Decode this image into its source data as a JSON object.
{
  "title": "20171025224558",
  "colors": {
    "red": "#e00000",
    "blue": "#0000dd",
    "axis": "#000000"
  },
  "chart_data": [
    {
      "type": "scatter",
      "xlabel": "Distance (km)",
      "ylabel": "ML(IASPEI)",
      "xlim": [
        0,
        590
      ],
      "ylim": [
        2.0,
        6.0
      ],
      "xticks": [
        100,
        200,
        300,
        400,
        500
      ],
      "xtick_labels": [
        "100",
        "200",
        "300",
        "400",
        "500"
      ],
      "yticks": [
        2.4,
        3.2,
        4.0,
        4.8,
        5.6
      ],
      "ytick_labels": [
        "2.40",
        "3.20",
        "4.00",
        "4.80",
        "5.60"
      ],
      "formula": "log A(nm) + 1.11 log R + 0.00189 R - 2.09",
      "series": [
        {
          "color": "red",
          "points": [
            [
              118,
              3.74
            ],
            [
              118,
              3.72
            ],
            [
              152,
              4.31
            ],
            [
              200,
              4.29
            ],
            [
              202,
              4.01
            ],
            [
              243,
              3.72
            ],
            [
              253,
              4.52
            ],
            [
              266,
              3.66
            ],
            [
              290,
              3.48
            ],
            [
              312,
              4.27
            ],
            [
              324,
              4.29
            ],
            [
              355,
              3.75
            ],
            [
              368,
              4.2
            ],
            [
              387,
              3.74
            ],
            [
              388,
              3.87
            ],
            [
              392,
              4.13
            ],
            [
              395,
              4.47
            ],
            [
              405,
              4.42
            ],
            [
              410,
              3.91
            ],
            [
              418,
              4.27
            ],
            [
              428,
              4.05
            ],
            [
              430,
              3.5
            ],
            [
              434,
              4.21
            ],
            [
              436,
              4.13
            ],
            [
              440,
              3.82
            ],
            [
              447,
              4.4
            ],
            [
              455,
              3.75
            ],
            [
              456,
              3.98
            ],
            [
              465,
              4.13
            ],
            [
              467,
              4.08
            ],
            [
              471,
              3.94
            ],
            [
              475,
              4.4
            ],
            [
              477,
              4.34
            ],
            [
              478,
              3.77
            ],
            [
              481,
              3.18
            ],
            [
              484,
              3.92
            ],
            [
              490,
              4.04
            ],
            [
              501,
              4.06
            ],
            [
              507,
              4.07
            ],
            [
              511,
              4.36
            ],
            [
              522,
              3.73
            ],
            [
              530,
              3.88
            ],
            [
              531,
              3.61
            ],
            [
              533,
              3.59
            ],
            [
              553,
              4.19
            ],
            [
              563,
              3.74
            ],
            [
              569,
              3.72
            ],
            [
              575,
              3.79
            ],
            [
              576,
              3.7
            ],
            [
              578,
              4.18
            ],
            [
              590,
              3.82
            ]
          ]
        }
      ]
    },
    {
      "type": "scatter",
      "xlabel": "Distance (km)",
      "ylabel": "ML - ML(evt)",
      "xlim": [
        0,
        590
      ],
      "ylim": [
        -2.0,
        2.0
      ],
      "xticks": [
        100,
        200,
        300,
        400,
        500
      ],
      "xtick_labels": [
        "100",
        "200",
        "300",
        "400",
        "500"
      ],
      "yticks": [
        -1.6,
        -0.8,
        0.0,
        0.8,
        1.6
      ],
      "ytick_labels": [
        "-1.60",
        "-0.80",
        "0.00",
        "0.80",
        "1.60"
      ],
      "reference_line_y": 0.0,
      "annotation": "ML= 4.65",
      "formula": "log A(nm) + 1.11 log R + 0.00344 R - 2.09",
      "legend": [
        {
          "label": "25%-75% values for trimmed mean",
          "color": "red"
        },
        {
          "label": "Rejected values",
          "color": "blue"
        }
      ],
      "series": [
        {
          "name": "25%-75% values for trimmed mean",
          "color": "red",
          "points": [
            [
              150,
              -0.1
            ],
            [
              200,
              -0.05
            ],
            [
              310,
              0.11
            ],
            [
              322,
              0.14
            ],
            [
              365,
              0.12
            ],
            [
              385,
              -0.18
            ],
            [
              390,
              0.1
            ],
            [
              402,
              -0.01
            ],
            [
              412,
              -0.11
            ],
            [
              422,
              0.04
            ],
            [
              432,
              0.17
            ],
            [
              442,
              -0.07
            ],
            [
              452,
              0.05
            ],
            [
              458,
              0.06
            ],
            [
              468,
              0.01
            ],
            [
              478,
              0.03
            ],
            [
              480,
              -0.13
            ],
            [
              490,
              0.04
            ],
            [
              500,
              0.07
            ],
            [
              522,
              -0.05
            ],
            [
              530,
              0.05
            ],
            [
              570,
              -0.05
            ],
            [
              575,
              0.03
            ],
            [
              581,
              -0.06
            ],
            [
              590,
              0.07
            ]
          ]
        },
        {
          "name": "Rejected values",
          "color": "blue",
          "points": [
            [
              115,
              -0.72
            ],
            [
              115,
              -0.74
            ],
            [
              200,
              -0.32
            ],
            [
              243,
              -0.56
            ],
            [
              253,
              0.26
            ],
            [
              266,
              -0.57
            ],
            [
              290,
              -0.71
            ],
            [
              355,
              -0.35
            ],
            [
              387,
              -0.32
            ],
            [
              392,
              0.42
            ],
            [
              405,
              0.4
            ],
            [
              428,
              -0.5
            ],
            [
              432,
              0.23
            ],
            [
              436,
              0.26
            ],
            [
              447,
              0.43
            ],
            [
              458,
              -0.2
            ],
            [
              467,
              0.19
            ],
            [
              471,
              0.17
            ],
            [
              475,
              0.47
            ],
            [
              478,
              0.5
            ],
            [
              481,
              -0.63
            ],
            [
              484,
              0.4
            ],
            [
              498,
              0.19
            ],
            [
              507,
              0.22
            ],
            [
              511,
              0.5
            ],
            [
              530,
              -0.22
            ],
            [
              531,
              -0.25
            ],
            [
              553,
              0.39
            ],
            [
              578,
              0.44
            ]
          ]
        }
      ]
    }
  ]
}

» WHAT TO PRODUCE:
The records above are to be repeated exactly, in their entirety.

» RESPONSE BELOW:
Decode this image into its source data as a JSON object.
{
  "title": "20171025224558",
  "colors": {
    "red": "#e00000",
    "blue": "#0000dd",
    "axis": "#000000"
  },
  "chart_data": [
    {
      "type": "scatter",
      "xlabel": "Distance (km)",
      "ylabel": "ML(IASPEI)",
      "xlim": [
        0,
        590
      ],
      "ylim": [
        2.0,
        6.0
      ],
      "xticks": [
        100,
        200,
        300,
        400,
        500
      ],
      "xtick_labels": [
        "100",
        "200",
        "300",
        "400",
        "500"
      ],
      "yticks": [
        2.4,
        3.2,
        4.0,
        4.8,
        5.6
      ],
      "ytick_labels": [
        "2.40",
        "3.20",
        "4.00",
        "4.80",
        "5.60"
      ],
      "formula": "log A(nm) + 1.11 log R + 0.00189 R - 2.09",
      "series": [
        {
          "color": "red",
          "points": [
            [
              118,
              3.74
            ],
            [
              118,
              3.72
            ],
            [
              152,
              4.31
            ],
            [
              200,
              4.29
            ],
            [
              202,
              4.01
            ],
            [
              243,
              3.72
            ],
            [
              253,
              4.52
            ],
            [
              266,
              3.66
            ],
            [
              290,
              3.48
            ],
            [
              312,
              4.27
            ],
            [
              324,
              4.29
            ],
            [
              355,
              3.75
            ],
            [
              368,
              4.2
            ],
            [
              387,
              3.74
            ],
            [
              388,
              3.87
            ],
            [
              392,
              4.13
            ],
            [
              395,
              4.47
            ],
            [
              405,
              4.42
            ],
            [
              410,
              3.91
            ],
            [
              418,
              4.27
            ],
            [
              428,
              4.05
            ],
            [
              430,
              3.5
            ],
            [
              434,
              4.21
            ],
            [
              436,
              4.13
            ],
            [
              440,
              3.82
            ],
            [
              447,
              4.4
            ],
            [
              455,
              3.75
            ],
            [
              456,
              3.98
            ],
            [
              465,
              4.13
            ],
            [
              467,
              4.08
            ],
            [
              471,
              3.94
            ],
            [
              475,
              4.4
            ],
            [
              477,
              4.34
            ],
            [
              478,
              3.77
            ],
            [
              481,
              3.18
            ],
            [
              484,
              3.92
            ],
            [
              490,
              4.04
            ],
            [
              501,
              4.06
            ],
            [
              507,
              4.07
            ],
            [
              511,
              4.36
            ],
            [
              522,
              3.73
            ],
            [
              530,
              3.88
            ],
            [
              531,
              3.61
            ],
            [
              533,
              3.59
            ],
            [
              553,
              4.19
            ],
            [
              563,
              3.74
            ],
            [
              569,
              3.72
            ],
            [
              575,
              3.79
            ],
            [
              576,
              3.7
            ],
            [
              578,
              4.18
            ],
            [
              590,
              3.82
            ]
          ]
        }
      ]
    },
    {
      "type": "scatter",
      "xlabel": "Distance (km)",
      "ylabel": "ML - ML(evt)",
      "xlim": [
        0,
        590
      ],
      "ylim": [
        -2.0,
        2.0
      ],
      "xticks": [
        100,
        200,
        300,
        400,
        500
      ],
      "xtick_labels": [
        "100",
        "200",
        "300",
        "400",
        "500"
      ],
      "yticks": [
        -1.6,
        -0.8,
        0.0,
        0.8,
        1.6
      ],
      "ytick_labels": [
        "-1.60",
        "-0.80",
        "0.00",
        "0.80",
        "1.60"
      ],
      "reference_line_y": 0.0,
      "annotation": "ML= 4.65",
      "formula": "log A(nm) + 1.11 log R + 0.00344 R - 2.09",
      "legend": [
        {
          "label": "25%-75% values for trimmed mean",
          "color": "red"
        },
        {
          "label": "Rejected values",
          "color": "blue"
        }
      ],
      "series": [
        {
          "name": "25%-75% values for trimmed mean",
          "color": "red",
          "points": [
            [
              150,
              -0.1
            ],
            [
              200,
              -0.05
            ],
            [
              310,
              0.11
            ],
            [
              322,
              0.14
            ],
            [
              365,
              0.12
            ],
            [
              385,
              -0.18
            ],
            [
              390,
              0.1
            ],
            [
              402,
              -0.01
            ],
            [
              412,
              -0.11
            ],
            [
              422,
              0.04
            ],
            [
              432,
              0.17
            ],
            [
              442,
              -0.07
            ],
            [
              452,
              0.05
            ],
            [
              458,
              0.06
            ],
            [
              468,
              0.01
            ],
            [
              478,
              0.03
            ],
            [
              480,
              -0.13
            ],
            [
              490,
              0.04
            ],
            [
              500,
              0.07
            ],
            [
              522,
              -0.05
            ],
            [
              530,
              0.05
            ],
            [
              570,
              -0.05
            ],
            [
              575,
              0.03
            ],
            [
              581,
              -0.06
            ],
            [
              590,
              0.07
            ]
          ]
        },
        {
          "name": "Rejected values",
          "color": "blue",
          "points": [
            [
              115,
              -0.72
            ],
            [
              115,
              -0.74
            ],
            [
              200,
              -0.32
            ],
            [
              243,
              -0.56
            ],
            [
              253,
              0.26
            ],
            [
              266,
              -0.57
            ],
            [
              290,
              -0.71
            ],
            [
              355,
              -0.35
            ],
            [
              387,
              -0.32
            ],
            [
              392,
              0.42
            ],
            [
              405,
              0.4
            ],
            [
              428,
              -0.5
            ],
            [
              432,
              0.23
            ],
            [
              436,
              0.26
            ],
            [
              447,
              0.43
            ],
            [
              458,
              -0.2
            ],
            [
              467,
              0.19
            ],
            [
              471,
              0.17
            ],
            [
              475,
              0.47
            ],
            [
              478,
              0.5
            ],
            [
              481,
              -0.63
            ],
            [
              484,
              0.4
            ],
            [
              498,
              0.19
            ],
            [
              507,
              0.22
            ],
            [
              511,
              0.5
            ],
            [
              530,
              -0.22
            ],
            [
              531,
              -0.25
            ],
            [
              553,
              0.39
            ],
            [
              578,
              0.44
            ]
          ]
        }
      ]
    }
  ]
}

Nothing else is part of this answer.